→ **Direction**
From the data that follows, copy every line holding the string "type".

→ **Records for this exercise**
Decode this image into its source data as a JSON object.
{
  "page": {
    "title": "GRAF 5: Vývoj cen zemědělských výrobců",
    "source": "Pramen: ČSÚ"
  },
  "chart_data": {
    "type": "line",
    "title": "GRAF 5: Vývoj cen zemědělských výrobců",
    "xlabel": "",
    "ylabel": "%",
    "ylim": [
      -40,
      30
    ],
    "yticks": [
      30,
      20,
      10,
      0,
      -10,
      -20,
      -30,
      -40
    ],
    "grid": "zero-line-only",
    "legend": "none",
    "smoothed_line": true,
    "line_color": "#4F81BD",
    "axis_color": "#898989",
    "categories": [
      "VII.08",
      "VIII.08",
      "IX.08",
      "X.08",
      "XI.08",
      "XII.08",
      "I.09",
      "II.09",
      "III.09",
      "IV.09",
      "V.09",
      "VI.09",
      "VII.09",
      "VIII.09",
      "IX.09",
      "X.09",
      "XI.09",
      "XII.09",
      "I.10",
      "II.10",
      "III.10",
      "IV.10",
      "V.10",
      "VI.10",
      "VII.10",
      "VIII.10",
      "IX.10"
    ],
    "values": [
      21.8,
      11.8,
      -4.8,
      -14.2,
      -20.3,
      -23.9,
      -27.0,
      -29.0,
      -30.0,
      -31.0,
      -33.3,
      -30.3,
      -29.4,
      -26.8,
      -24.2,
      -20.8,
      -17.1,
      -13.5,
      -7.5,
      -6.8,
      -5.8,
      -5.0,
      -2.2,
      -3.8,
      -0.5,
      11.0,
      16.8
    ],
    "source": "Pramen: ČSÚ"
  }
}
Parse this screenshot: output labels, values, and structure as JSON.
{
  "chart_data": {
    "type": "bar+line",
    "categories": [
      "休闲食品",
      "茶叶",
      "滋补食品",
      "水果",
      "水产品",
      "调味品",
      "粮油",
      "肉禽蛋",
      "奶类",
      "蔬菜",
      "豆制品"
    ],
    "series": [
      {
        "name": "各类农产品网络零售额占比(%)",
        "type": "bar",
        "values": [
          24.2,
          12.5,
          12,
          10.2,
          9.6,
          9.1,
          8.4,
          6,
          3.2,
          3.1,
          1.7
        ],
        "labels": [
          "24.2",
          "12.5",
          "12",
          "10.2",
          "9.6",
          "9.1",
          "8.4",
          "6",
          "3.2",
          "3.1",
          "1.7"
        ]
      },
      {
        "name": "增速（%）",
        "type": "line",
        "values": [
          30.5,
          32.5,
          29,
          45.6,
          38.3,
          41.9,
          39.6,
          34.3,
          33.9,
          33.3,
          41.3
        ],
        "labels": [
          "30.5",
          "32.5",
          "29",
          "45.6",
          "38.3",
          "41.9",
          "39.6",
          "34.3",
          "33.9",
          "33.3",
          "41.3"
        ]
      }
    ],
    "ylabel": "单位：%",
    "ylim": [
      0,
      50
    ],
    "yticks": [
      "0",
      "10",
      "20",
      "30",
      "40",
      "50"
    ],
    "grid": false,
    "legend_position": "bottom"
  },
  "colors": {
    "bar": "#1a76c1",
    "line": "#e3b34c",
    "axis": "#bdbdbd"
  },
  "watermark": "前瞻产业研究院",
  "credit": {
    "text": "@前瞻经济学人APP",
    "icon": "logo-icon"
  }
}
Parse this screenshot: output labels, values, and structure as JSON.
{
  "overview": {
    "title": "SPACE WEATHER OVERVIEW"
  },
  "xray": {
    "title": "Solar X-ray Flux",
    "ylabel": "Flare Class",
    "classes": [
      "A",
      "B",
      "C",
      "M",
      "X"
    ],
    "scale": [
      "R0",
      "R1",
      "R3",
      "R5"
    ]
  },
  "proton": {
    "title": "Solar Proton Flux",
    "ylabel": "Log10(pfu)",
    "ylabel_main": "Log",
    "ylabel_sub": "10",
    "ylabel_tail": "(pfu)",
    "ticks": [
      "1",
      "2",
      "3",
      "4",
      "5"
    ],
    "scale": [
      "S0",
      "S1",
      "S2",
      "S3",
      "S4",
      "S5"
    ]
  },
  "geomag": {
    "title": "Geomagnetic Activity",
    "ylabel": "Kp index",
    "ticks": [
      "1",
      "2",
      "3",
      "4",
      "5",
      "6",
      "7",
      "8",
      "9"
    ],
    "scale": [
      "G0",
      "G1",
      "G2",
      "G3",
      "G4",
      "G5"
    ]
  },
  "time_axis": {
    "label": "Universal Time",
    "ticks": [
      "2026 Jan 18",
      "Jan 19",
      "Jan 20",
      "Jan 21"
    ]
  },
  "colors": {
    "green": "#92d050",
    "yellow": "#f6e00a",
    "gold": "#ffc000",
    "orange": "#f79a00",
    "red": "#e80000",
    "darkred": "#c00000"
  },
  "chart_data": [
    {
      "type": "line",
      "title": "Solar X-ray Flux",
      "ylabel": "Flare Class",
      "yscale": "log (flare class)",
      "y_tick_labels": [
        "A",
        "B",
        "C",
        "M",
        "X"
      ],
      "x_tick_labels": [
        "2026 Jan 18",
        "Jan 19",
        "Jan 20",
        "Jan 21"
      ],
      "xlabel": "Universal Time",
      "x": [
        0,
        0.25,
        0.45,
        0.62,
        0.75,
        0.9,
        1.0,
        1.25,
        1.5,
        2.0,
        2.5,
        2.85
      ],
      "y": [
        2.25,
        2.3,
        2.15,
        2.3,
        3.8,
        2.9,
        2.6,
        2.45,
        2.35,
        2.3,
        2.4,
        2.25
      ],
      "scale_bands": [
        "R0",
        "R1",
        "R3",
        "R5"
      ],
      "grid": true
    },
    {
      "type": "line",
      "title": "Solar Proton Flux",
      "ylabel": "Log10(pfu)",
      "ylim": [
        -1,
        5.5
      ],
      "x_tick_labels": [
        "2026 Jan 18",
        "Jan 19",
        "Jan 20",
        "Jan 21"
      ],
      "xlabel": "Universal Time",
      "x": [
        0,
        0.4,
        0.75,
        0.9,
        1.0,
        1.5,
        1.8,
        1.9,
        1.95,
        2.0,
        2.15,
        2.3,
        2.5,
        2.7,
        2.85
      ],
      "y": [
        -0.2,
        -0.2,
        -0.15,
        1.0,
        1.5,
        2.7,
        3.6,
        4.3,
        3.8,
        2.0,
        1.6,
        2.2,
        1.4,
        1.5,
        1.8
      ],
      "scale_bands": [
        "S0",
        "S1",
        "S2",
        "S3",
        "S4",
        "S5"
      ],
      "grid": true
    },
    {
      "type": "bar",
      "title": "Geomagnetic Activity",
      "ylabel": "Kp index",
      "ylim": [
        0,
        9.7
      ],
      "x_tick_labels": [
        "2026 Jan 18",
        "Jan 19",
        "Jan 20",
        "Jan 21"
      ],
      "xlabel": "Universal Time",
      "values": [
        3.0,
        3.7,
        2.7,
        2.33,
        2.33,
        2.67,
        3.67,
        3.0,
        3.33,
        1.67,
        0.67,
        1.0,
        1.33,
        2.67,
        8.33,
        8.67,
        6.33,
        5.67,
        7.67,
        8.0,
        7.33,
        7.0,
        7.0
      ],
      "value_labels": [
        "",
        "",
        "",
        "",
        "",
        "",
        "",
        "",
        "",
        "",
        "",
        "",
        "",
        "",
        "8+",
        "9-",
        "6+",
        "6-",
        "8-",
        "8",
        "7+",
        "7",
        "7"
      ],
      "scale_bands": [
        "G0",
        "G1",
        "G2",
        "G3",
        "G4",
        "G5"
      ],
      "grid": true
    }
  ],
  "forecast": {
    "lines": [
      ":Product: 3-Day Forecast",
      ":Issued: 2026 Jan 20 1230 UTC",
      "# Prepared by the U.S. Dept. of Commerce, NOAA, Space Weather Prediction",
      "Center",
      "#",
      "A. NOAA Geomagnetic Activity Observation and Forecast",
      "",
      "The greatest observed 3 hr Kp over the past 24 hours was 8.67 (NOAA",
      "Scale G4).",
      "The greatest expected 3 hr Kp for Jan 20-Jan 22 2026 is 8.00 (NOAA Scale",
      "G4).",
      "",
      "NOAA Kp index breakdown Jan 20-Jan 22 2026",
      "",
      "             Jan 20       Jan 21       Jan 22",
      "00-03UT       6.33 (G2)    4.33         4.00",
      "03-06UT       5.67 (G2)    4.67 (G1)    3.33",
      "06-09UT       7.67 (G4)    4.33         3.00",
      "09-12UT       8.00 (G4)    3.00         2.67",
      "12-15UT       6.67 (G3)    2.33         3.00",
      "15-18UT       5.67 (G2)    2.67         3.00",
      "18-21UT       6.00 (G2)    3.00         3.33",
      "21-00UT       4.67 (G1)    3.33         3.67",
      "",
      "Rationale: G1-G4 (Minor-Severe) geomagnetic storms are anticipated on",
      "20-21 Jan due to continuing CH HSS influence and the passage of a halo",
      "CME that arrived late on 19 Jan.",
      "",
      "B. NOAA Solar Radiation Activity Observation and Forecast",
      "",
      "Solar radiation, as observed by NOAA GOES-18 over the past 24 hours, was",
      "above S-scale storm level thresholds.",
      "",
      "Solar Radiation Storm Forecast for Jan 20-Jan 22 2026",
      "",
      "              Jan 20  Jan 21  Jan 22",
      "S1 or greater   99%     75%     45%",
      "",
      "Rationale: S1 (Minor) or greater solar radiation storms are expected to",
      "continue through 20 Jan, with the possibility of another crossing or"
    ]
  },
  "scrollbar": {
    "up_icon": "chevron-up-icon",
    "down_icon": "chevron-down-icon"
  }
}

→ **The answer**
    "type": "line",
    "type": "bar+line",
        "type": "bar",
        "type": "line",
      "type": "line",
      "type": "line",
      "type": "bar",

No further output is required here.